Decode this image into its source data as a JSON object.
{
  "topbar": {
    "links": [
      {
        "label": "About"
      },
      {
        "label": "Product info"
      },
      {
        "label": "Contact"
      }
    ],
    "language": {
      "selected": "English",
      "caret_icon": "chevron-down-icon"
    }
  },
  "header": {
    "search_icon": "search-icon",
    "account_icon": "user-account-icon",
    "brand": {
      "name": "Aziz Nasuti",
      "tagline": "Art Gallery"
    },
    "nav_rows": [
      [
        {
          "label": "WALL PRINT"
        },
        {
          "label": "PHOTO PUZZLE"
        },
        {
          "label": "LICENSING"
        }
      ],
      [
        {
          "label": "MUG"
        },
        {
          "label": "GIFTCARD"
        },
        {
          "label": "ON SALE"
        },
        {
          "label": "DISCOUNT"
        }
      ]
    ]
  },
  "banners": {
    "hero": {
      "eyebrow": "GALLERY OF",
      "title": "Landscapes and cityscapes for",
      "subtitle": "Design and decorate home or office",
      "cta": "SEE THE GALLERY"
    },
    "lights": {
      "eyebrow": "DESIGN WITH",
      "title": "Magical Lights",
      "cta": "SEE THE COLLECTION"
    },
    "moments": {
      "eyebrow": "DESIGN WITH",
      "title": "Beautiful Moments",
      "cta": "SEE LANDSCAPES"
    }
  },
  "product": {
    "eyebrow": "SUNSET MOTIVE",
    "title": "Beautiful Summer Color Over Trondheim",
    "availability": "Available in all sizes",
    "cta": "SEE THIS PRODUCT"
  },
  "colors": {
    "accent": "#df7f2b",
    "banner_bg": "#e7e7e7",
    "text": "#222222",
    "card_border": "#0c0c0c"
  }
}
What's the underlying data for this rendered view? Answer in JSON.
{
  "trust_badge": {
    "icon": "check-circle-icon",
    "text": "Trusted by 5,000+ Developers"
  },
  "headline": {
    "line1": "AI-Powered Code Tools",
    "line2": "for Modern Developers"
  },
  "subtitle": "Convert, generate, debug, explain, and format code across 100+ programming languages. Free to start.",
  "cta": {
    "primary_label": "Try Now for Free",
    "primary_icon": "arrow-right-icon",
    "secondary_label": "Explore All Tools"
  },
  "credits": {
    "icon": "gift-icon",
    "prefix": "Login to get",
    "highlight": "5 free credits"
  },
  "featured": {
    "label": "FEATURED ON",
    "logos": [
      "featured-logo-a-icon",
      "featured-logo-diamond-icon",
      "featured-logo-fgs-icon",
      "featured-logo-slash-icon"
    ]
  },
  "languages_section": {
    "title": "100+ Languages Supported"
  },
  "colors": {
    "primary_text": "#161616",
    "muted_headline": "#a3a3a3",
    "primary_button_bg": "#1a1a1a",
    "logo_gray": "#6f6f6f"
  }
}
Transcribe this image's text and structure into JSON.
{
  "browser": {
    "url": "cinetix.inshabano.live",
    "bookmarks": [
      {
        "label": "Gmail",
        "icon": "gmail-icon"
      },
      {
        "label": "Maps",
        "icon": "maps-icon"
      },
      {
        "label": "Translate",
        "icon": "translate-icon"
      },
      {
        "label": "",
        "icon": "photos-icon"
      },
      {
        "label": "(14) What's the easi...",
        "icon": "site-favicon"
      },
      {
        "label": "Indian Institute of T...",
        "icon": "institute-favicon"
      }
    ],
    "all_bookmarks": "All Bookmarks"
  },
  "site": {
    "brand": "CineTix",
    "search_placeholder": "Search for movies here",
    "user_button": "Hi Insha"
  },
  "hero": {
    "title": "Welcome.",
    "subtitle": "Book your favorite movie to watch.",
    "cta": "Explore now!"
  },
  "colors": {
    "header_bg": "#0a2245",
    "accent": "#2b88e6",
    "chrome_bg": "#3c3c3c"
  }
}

------------------------------------------------

__Task brief__
Print back all the lines verbatim.

__Result of the exercise__
Decode this image into its source data as a JSON object.
{
  "topbar": {
    "links": [
      {
        "label": "About"
      },
      {
        "label": "Product info"
      },
      {
        "label": "Contact"
      }
    ],
    "language": {
      "selected": "English",
      "caret_icon": "chevron-down-icon"
    }
  },
  "header": {
    "search_icon": "search-icon",
    "account_icon": "user-account-icon",
    "brand": {
      "name": "Aziz Nasuti",
      "tagline": "Art Gallery"
    },
    "nav_rows": [
      [
        {
          "label": "WALL PRINT"
        },
        {
          "label": "PHOTO PUZZLE"
        },
        {
          "label": "LICENSING"
        }
      ],
      [
        {
          "label": "MUG"
        },
        {
          "label": "GIFTCARD"
        },
        {
          "label": "ON SALE"
        },
        {
          "label": "DISCOUNT"
        }
      ]
    ]
  },
  "banners": {
    "hero": {
      "eyebrow": "GALLERY OF",
      "title": "Landscapes and cityscapes for",
      "subtitle": "Design and decorate home or office",
      "cta": "SEE THE GALLERY"
    },
    "lights": {
      "eyebrow": "DESIGN WITH",
      "title": "Magical Lights",
      "cta": "SEE THE COLLECTION"
    },
    "moments": {
      "eyebrow": "DESIGN WITH",
      "title": "Beautiful Moments",
      "cta": "SEE LANDSCAPES"
    }
  },
  "product": {
    "eyebrow": "SUNSET MOTIVE",
    "title": "Beautiful Summer Color Over Trondheim",
    "availability": "Available in all sizes",
    "cta": "SEE THIS PRODUCT"
  },
  "colors": {
    "accent": "#df7f2b",
    "banner_bg": "#e7e7e7",
    "text": "#222222",
    "card_border": "#0c0c0c"
  }
}
What's the underlying data for this rendered view? Answer in JSON.
{
  "trust_badge": {
    "icon": "check-circle-icon",
    "text": "Trusted by 5,000+ Developers"
  },
  "headline": {
    "line1": "AI-Powered Code Tools",
    "line2": "for Modern Developers"
  },
  "subtitle": "Convert, generate, debug, explain, and format code across 100+ programming languages. Free to start.",
  "cta": {
    "primary_label": "Try Now for Free",
    "primary_icon": "arrow-right-icon",
    "secondary_label": "Explore All Tools"
  },
  "credits": {
    "icon": "gift-icon",
    "prefix": "Login to get",
    "highlight": "5 free credits"
  },
  "featured": {
    "label": "FEATURED ON",
    "logos": [
      "featured-logo-a-icon",
      "featured-logo-diamond-icon",
      "featured-logo-fgs-icon",
      "featured-logo-slash-icon"
    ]
  },
  "languages_section": {
    "title": "100+ Languages Supported"
  },
  "colors": {
    "primary_text": "#161616",
    "muted_headline": "#a3a3a3",
    "primary_button_bg": "#1a1a1a",
    "logo_gray": "#6f6f6f"
  }
}
Transcribe this image's text and structure into JSON.
{
  "browser": {
    "url": "cinetix.inshabano.live",
    "bookmarks": [
      {
        "label": "Gmail",
        "icon": "gmail-icon"
      },
      {
        "label": "Maps",
        "icon": "maps-icon"
      },
      {
        "label": "Translate",
        "icon": "translate-icon"
      },
      {
        "label": "",
        "icon": "photos-icon"
      },
      {
        "label": "(14) What's the easi...",
        "icon": "site-favicon"
      },
      {
        "label": "Indian Institute of T...",
        "icon": "institute-favicon"
      }
    ],
    "all_bookmarks": "All Bookmarks"
  },
  "site": {
    "brand": "CineTix",
    "search_placeholder": "Search for movies here",
    "user_button": "Hi Insha"
  },
  "hero": {
    "title": "Welcome.",
    "subtitle": "Book your favorite movie to watch.",
    "cta": "Explore now!"
  },
  "colors": {
    "header_bg": "#0a2245",
    "accent": "#2b88e6",
    "chrome_bg": "#3c3c3c"
  }
}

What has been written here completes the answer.